Exercise materials >>

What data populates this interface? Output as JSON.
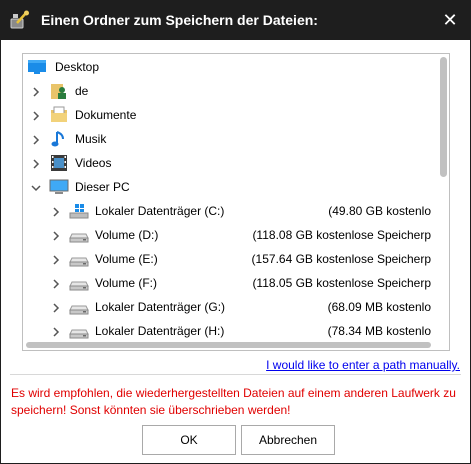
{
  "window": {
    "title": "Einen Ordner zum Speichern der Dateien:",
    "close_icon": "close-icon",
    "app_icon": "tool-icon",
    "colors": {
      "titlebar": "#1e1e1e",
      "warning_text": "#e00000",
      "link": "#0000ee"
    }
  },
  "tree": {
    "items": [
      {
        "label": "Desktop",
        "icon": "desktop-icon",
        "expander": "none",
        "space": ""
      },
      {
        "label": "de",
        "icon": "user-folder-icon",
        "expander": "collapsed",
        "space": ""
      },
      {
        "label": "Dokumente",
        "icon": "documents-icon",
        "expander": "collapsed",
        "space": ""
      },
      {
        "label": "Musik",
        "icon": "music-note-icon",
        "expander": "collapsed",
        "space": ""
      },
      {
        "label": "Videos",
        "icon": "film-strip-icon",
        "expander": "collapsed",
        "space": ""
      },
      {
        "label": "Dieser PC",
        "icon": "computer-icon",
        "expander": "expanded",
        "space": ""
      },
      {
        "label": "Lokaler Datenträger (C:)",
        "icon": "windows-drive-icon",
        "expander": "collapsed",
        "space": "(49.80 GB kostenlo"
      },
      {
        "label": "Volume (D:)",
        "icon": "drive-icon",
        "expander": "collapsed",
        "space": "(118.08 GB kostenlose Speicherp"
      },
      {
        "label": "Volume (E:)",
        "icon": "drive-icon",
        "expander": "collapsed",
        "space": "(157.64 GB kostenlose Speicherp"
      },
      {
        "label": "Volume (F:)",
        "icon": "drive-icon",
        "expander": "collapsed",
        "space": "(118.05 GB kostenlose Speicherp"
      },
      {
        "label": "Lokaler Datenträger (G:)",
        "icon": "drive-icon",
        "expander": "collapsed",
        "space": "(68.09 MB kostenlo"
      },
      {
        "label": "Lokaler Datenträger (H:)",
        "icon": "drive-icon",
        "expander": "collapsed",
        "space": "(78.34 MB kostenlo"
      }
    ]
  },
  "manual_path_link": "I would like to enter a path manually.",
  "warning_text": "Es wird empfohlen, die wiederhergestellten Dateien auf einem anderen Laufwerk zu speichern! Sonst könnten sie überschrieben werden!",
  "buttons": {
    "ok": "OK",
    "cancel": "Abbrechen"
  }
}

--

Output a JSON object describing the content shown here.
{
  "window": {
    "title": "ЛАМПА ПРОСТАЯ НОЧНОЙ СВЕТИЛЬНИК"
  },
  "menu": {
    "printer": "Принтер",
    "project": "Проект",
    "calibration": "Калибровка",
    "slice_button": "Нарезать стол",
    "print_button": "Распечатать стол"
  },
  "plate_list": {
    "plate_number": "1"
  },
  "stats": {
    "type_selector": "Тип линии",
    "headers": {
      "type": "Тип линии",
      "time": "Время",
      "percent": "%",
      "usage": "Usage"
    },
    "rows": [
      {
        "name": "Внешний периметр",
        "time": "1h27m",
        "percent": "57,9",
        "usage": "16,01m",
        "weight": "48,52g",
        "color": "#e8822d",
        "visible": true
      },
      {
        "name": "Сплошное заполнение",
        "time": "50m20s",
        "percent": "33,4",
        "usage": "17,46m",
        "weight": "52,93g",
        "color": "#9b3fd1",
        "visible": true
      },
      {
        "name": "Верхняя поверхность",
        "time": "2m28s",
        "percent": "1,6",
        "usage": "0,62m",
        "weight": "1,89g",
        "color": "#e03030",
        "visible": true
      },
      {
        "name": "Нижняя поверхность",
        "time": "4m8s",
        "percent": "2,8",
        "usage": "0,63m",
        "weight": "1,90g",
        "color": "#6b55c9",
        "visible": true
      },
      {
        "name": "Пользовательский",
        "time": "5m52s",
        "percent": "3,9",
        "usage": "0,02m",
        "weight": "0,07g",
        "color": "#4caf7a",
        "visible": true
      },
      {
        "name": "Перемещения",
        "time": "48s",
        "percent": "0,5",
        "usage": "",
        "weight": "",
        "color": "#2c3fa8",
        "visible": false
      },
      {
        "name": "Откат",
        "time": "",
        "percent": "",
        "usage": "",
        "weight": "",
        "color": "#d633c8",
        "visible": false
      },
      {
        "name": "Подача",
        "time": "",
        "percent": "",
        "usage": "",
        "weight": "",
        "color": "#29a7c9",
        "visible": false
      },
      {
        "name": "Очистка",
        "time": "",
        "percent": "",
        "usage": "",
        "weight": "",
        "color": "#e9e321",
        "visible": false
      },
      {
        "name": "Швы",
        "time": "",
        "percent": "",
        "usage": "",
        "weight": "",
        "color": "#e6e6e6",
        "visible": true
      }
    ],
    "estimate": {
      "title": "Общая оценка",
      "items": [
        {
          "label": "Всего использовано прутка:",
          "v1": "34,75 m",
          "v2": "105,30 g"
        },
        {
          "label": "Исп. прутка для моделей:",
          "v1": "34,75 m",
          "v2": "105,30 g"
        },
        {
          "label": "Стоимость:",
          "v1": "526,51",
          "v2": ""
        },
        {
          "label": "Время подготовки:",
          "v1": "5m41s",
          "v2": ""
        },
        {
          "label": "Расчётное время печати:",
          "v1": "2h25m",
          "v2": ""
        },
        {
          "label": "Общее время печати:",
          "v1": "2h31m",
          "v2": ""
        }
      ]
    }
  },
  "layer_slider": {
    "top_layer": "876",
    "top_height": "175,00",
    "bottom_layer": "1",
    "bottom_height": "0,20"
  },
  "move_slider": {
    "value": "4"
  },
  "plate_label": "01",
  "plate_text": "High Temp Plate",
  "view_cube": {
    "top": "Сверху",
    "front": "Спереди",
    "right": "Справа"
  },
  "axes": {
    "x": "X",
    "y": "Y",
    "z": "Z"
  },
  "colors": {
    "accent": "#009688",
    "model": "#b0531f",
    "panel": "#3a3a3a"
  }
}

--

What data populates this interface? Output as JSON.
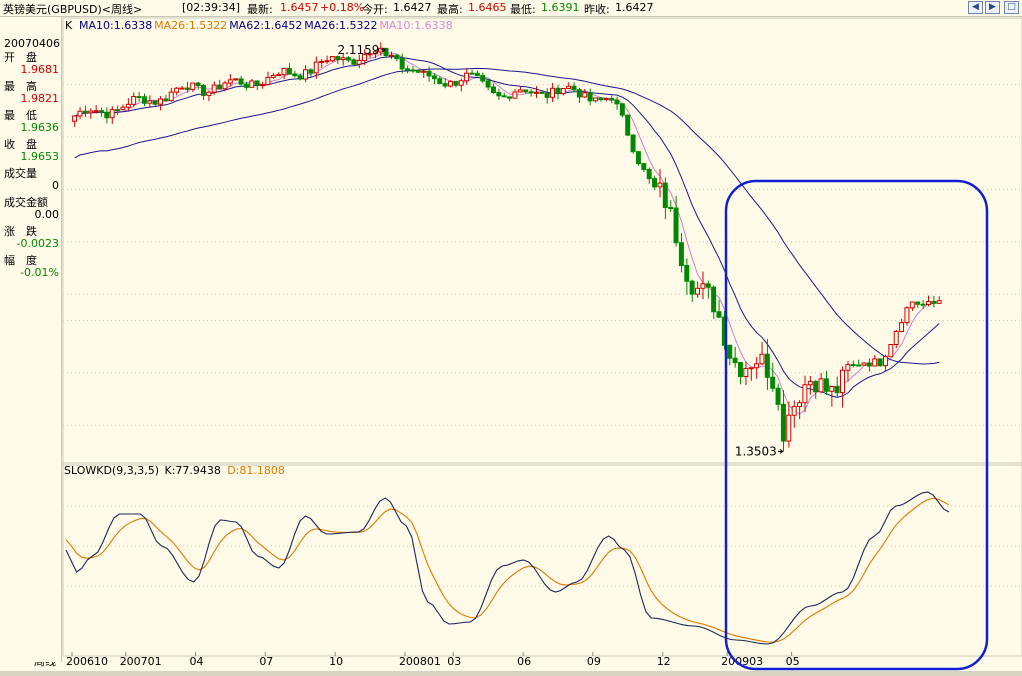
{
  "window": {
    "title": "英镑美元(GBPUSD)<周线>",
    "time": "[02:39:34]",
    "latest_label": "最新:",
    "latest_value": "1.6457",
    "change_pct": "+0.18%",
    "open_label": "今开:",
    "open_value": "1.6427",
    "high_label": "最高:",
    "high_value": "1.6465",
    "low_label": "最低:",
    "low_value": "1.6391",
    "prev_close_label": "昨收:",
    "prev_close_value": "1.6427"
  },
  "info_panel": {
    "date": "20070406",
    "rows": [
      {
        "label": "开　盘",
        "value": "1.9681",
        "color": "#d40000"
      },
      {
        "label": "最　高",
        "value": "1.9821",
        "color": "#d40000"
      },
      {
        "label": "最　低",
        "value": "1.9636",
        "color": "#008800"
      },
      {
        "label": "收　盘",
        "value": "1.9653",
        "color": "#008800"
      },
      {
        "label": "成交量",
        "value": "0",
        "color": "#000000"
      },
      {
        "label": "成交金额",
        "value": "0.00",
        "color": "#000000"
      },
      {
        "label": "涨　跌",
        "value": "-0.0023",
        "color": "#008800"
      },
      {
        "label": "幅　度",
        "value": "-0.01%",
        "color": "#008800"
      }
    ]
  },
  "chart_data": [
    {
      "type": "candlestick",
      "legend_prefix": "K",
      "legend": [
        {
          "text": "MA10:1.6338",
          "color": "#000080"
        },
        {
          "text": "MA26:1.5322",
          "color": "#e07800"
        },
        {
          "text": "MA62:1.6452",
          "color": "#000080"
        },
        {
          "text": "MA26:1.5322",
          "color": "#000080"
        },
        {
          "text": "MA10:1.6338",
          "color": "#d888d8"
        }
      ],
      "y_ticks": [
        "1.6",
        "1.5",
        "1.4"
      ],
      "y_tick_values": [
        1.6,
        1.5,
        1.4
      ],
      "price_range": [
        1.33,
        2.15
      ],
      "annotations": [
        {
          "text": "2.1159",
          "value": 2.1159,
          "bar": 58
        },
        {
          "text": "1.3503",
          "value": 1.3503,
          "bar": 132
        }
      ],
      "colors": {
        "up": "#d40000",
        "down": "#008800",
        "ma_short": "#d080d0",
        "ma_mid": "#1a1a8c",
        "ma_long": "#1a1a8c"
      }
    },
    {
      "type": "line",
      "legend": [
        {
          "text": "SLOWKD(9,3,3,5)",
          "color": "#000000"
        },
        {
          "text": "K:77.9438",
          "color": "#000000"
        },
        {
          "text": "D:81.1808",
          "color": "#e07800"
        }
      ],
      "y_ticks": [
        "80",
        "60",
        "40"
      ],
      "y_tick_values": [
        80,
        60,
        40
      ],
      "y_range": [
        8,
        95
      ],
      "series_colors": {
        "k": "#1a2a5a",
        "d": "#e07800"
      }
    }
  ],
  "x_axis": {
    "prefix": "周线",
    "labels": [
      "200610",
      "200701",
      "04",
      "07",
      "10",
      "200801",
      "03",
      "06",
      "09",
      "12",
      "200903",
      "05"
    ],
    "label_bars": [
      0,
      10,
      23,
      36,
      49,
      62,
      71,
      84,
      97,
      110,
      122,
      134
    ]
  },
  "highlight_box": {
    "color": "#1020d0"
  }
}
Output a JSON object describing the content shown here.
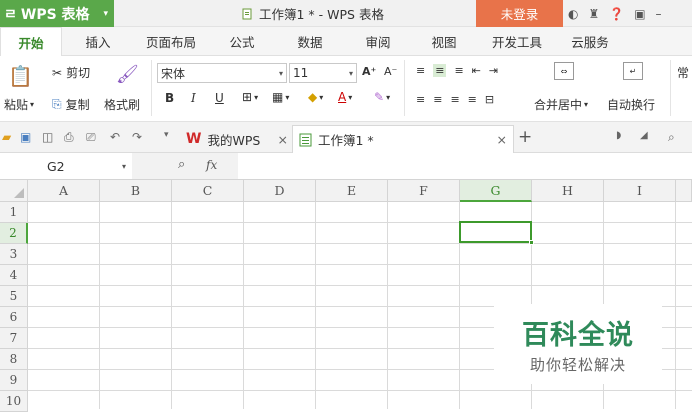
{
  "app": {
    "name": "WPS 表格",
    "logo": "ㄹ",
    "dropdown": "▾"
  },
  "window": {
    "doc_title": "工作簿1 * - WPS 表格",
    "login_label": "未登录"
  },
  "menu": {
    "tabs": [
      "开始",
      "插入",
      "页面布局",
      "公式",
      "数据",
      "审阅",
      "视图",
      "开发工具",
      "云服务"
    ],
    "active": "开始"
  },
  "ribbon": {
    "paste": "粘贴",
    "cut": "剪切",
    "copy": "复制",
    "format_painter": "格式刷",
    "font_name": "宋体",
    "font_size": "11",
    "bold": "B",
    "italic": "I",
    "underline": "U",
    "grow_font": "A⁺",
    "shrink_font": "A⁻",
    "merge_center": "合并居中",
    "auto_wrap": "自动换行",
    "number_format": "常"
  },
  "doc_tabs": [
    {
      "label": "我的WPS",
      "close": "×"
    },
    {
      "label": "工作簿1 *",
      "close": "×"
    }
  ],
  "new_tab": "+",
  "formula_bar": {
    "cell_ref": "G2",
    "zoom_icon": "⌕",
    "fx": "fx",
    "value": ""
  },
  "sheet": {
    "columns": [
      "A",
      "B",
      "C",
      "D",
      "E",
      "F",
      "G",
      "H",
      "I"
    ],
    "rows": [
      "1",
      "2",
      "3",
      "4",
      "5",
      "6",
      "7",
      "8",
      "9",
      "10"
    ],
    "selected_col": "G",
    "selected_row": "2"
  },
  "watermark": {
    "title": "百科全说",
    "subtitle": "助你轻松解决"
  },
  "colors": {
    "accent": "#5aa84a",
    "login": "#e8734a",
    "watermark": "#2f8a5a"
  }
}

Instructions to follow >> Pull out each line of the listing that holds the string "Datenträger".

Reply to the exercise >>
        "label": "Lokaler Datenträger (C:)",
        "label": "Lokaler Datenträger (G:)",
        "label": "Lokaler Datenträger (H:)",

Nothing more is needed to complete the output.